START Given records

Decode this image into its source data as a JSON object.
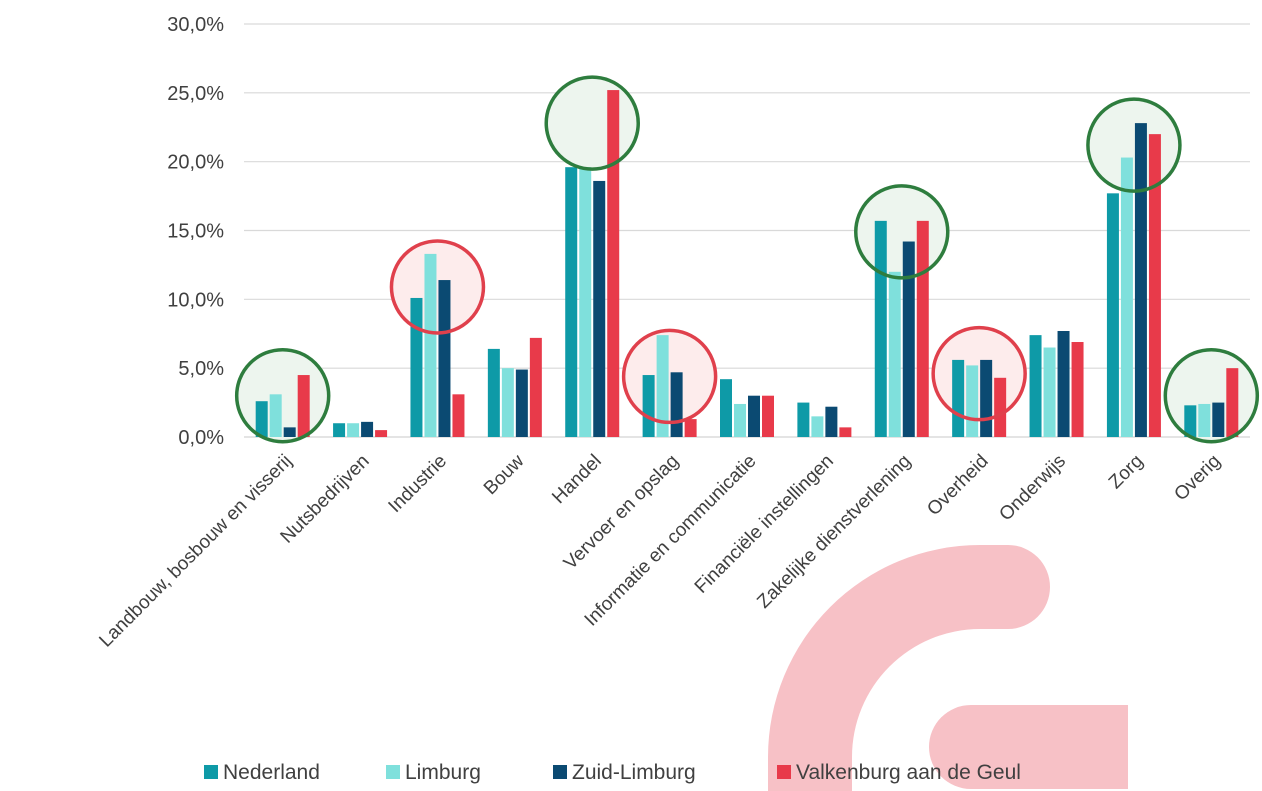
{
  "chart_data": {
    "type": "bar",
    "title": "",
    "xlabel": "",
    "ylabel": "",
    "ylim": [
      0,
      30
    ],
    "y_ticks": [
      "0,0%",
      "5,0%",
      "10,0%",
      "15,0%",
      "20,0%",
      "25,0%",
      "30,0%"
    ],
    "grid": "horizontal",
    "legend_position": "bottom",
    "categories": [
      "Landbouw, bosbouw en visserij",
      "Nutsbedrijven",
      "Industrie",
      "Bouw",
      "Handel",
      "Vervoer en opslag",
      "Informatie en communicatie",
      "Financiële instellingen",
      "Zakelijke dienstverlening",
      "Overheid",
      "Onderwijs",
      "Zorg",
      "Overig"
    ],
    "series": [
      {
        "name": "Nederland",
        "color": "#0E9AA7",
        "values": [
          2.6,
          1.0,
          10.1,
          6.4,
          19.6,
          4.5,
          4.2,
          2.5,
          15.7,
          5.6,
          7.4,
          17.7,
          2.3
        ]
      },
      {
        "name": "Limburg",
        "color": "#7FE0DC",
        "values": [
          3.1,
          1.0,
          13.3,
          5.0,
          19.6,
          7.4,
          2.4,
          1.5,
          12.0,
          5.2,
          6.5,
          20.3,
          2.4
        ]
      },
      {
        "name": "Zuid-Limburg",
        "color": "#0B4A72",
        "values": [
          0.7,
          1.1,
          11.4,
          4.9,
          18.6,
          4.7,
          3.0,
          2.2,
          14.2,
          5.6,
          7.7,
          22.8,
          2.5
        ]
      },
      {
        "name": "Valkenburg aan de Geul",
        "color": "#E83A4A",
        "values": [
          4.5,
          0.5,
          3.1,
          7.2,
          25.2,
          1.3,
          3.0,
          0.7,
          15.7,
          4.3,
          6.9,
          22.0,
          5.0
        ]
      }
    ],
    "highlight_circles": [
      {
        "category": "Landbouw, bosbouw en visserij",
        "color": "green",
        "at_value": 3.0
      },
      {
        "category": "Industrie",
        "color": "red",
        "at_value": 10.9
      },
      {
        "category": "Handel",
        "color": "green",
        "at_value": 22.8
      },
      {
        "category": "Vervoer en opslag",
        "color": "red",
        "at_value": 4.4
      },
      {
        "category": "Zakelijke dienstverlening",
        "color": "green",
        "at_value": 14.9
      },
      {
        "category": "Overheid",
        "color": "red",
        "at_value": 4.6
      },
      {
        "category": "Zorg",
        "color": "green",
        "at_value": 21.2
      },
      {
        "category": "Overig",
        "color": "green",
        "at_value": 3.0
      }
    ]
  },
  "colors": {
    "grid": "#D9D9D9",
    "axis_text": "#404040",
    "circle_green": "#2E7D3E",
    "circle_green_fill": "#EDF5EE",
    "circle_red": "#E0404C",
    "circle_red_fill": "#FDECEC",
    "logo_shape": "#F7C1C6"
  },
  "logo": {
    "name": "brand-g-logo-shape"
  }
}
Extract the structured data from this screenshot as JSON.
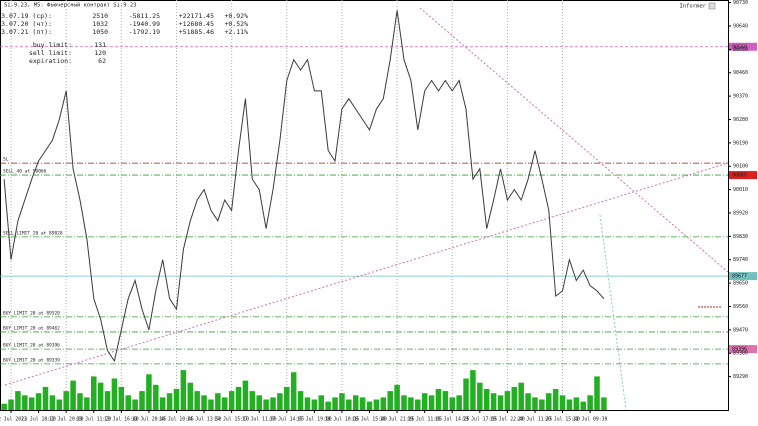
{
  "chart_data": {
    "type": "line",
    "title": "Si-9.23, M5: Фьючерсный контракт Si-9.23",
    "informer": "Informer",
    "color": "#3a3a3a",
    "volume_color": "#22b022",
    "grid": true,
    "x": [
      0,
      1,
      2,
      3,
      4,
      5,
      6,
      7,
      8,
      9,
      10,
      11,
      12,
      13,
      14,
      15,
      16,
      17,
      18,
      19,
      20,
      21,
      22,
      23,
      24,
      25,
      26,
      27,
      28,
      29,
      30,
      31,
      32,
      33,
      34,
      35,
      36,
      37,
      38,
      39,
      40,
      41,
      42,
      43,
      44,
      45,
      46,
      47,
      48,
      49,
      50,
      51,
      52,
      53,
      54,
      55,
      56,
      57,
      58,
      59,
      60,
      61,
      62,
      63,
      64,
      65,
      66,
      67,
      68,
      69,
      70,
      71,
      72,
      73,
      74,
      75,
      76,
      77,
      78,
      79,
      80,
      81,
      82,
      83,
      84,
      85,
      86,
      87
    ],
    "values": [
      90050,
      89740,
      89890,
      89970,
      90050,
      90120,
      90160,
      90200,
      90280,
      90390,
      90090,
      89970,
      89820,
      89590,
      89510,
      89390,
      89350,
      89470,
      89590,
      89660,
      89550,
      89470,
      89620,
      89740,
      89590,
      89550,
      89780,
      89890,
      89970,
      90010,
      89930,
      89890,
      89970,
      89930,
      90160,
      90360,
      90050,
      90010,
      89860,
      90010,
      90200,
      90430,
      90510,
      90470,
      90510,
      90390,
      90390,
      90160,
      90120,
      90320,
      90360,
      90320,
      90280,
      90240,
      90320,
      90360,
      90510,
      90700,
      90510,
      90430,
      90240,
      90390,
      90430,
      90390,
      90430,
      90390,
      90430,
      90320,
      90050,
      90090,
      89860,
      89970,
      90090,
      89970,
      90010,
      89970,
      90050,
      90160,
      90050,
      89930,
      89600,
      89620,
      89740,
      89660,
      89700,
      89640,
      89620,
      89590
    ],
    "volumes": [
      300,
      500,
      900,
      700,
      600,
      800,
      1100,
      700,
      500,
      900,
      1400,
      800,
      600,
      1600,
      1300,
      900,
      1500,
      1100,
      700,
      500,
      900,
      1700,
      1200,
      600,
      800,
      1000,
      1900,
      1300,
      900,
      700,
      500,
      800,
      600,
      900,
      1100,
      1400,
      900,
      700,
      500,
      600,
      800,
      1100,
      1800,
      900,
      600,
      500,
      700,
      400,
      600,
      800,
      500,
      700,
      600,
      400,
      500,
      600,
      900,
      1200,
      700,
      600,
      500,
      800,
      700,
      1000,
      900,
      600,
      700,
      1500,
      1900,
      1300,
      1000,
      800,
      700,
      900,
      1100,
      1300,
      800,
      600,
      500,
      800,
      1000,
      700,
      500,
      600,
      400,
      700,
      1600,
      600
    ],
    "vlim": [
      0,
      2000
    ],
    "xlim": [
      -0.6,
      105
    ],
    "xticks": [
      {
        "value": 1,
        "label": "12 Jul 2023"
      },
      {
        "value": 5,
        "label": "12 Jul 18:20"
      },
      {
        "value": 9,
        "label": "12 Jul 20:00"
      },
      {
        "value": 13,
        "label": "13 Jul 11:20"
      },
      {
        "value": 17,
        "label": "13 Jul 16:40"
      },
      {
        "value": 21,
        "label": "13 Jul 20:45"
      },
      {
        "value": 25,
        "label": "14 Jul 10:45"
      },
      {
        "value": 29,
        "label": "14 Jul 13:50"
      },
      {
        "value": 33,
        "label": "14 Jul 15:10"
      },
      {
        "value": 37,
        "label": "17 Jul 11:00"
      },
      {
        "value": 41,
        "label": "17 Jul 14:05"
      },
      {
        "value": 45,
        "label": "17 Jul 19:00"
      },
      {
        "value": 49,
        "label": "18 Jul 10:15"
      },
      {
        "value": 53,
        "label": "18 Jul 15:40"
      },
      {
        "value": 57,
        "label": "18 Jul 21:05"
      },
      {
        "value": 61,
        "label": "19 Jul 11:05"
      },
      {
        "value": 65,
        "label": "19 Jul 14:25"
      },
      {
        "value": 69,
        "label": "19 Jul 17:05"
      },
      {
        "value": 73,
        "label": "19 Jul 22:40"
      },
      {
        "value": 77,
        "label": "20 Jul 11:05"
      },
      {
        "value": 81,
        "label": "20 Jul 15:40"
      },
      {
        "value": 85,
        "label": "21 Jul 09:30"
      }
    ],
    "ylim": [
      89200,
      90740
    ],
    "yticks": [
      89290,
      89380,
      89470,
      89560,
      89650,
      89740,
      89830,
      89920,
      90010,
      90100,
      90190,
      90280,
      90370,
      90460,
      90550,
      90640,
      90730
    ],
    "levels": [
      {
        "value": 90560,
        "color": "#d060c0",
        "dash": "3,2",
        "box": true
      },
      {
        "value": 90112,
        "color": "#8b2020",
        "dash": "6,2,1,2",
        "label": "SL"
      },
      {
        "value": 90066,
        "color": "#30a030",
        "dash": "6,2,1,2",
        "label": "SELL_40 at 90066",
        "box": true,
        "boxcolor": "#e02020"
      },
      {
        "value": 89828,
        "color": "#30a030",
        "dash": "6,2,1,2",
        "label": "SELL_LIMIT_20 at 89828"
      },
      {
        "value": 89677,
        "color": "#70c0c0",
        "dash": "",
        "box": true
      },
      {
        "value": 89520,
        "color": "#30a030",
        "dash": "6,2,1,2",
        "label": "BUY_LIMIT_20 at 89520"
      },
      {
        "value": 89462,
        "color": "#30a030",
        "dash": "6,2,1,2",
        "label": "BUY_LIMIT_20 at 89462"
      },
      {
        "value": 89396,
        "color": "#30a030",
        "dash": "6,2,1,2",
        "label": "BUY_LIMIT_20 at 89396",
        "box": true,
        "boxcolor": "#e070b0"
      },
      {
        "value": 89339,
        "color": "#30a030",
        "dash": "6,2,1,2",
        "label": "BUY_LIMIT_20 at 89339"
      }
    ]
  },
  "stats": {
    "rows": [
      [
        "2023.07.19 (ср):",
        "2510",
        "-5811.25",
        "+22171.45",
        "+0.92%"
      ],
      [
        "2023.07.20 (чт):",
        "1032",
        "-1940.99",
        "+12680.45",
        "+0.52%"
      ],
      [
        "2023.07.21 (пт):",
        "1050",
        "-1792.19",
        "+51885.46",
        "+2.11%"
      ]
    ],
    "limits": [
      [
        "buy limit:",
        "131"
      ],
      [
        "sell limit:",
        "120"
      ],
      [
        "expiration:",
        "62"
      ]
    ]
  }
}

END Given records

*Problem requirements*
Every line that holds the word "opslag" should be extracted.

*Result for this task*
      "Vervoer en opslag",
        "category": "Vervoer en opslag",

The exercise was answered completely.